Work to be completed
Copy all the data exactly, except the pictures.

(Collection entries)
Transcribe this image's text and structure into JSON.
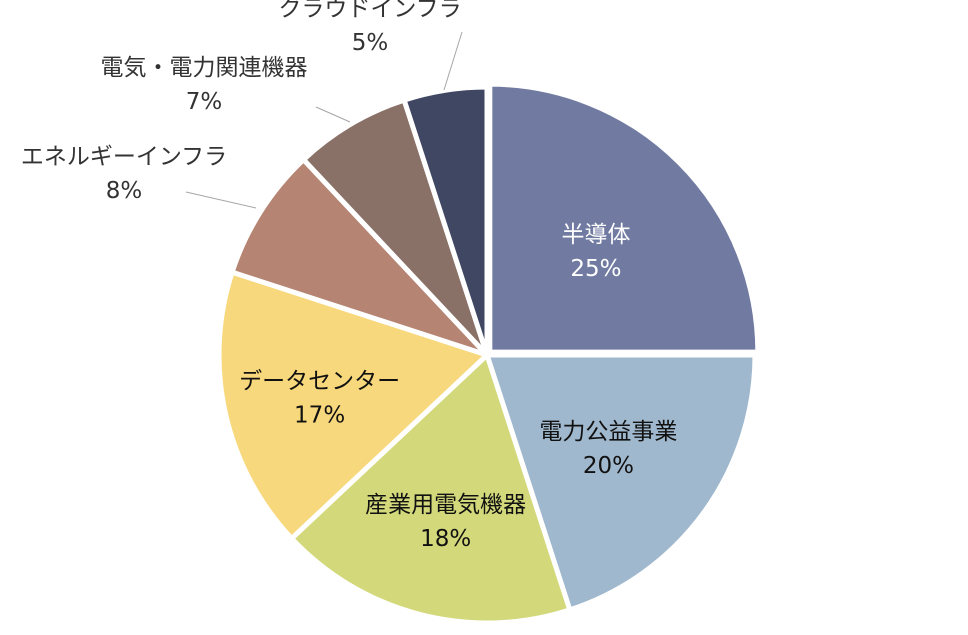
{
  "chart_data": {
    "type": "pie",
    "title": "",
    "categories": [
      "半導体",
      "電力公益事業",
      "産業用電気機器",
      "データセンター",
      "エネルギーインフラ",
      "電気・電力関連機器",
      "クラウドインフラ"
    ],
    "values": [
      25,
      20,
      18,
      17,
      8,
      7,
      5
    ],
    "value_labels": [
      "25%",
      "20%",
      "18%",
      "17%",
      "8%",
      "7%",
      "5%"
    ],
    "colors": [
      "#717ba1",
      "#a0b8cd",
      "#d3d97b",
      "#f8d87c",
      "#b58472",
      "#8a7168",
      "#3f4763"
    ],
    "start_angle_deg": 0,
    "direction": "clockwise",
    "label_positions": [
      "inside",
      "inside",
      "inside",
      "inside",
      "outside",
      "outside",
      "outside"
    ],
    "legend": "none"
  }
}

Exercise result
Transcribe this image's text and structure into JSON.
{
  "chart_data": {
    "type": "pie",
    "title": "",
    "categories": [
      "半導体",
      "電力公益事業",
      "産業用電気機器",
      "データセンター",
      "エネルギーインフラ",
      "電気・電力関連機器",
      "クラウドインフラ"
    ],
    "values": [
      25,
      20,
      18,
      17,
      8,
      7,
      5
    ],
    "value_labels": [
      "25%",
      "20%",
      "18%",
      "17%",
      "8%",
      "7%",
      "5%"
    ],
    "colors": [
      "#717ba1",
      "#a0b8cd",
      "#d3d97b",
      "#f8d87c",
      "#b58472",
      "#8a7168",
      "#3f4763"
    ],
    "start_angle_deg": 0,
    "direction": "clockwise",
    "label_positions": [
      "inside",
      "inside",
      "inside",
      "inside",
      "outside",
      "outside",
      "outside"
    ],
    "legend": "none"
  }
}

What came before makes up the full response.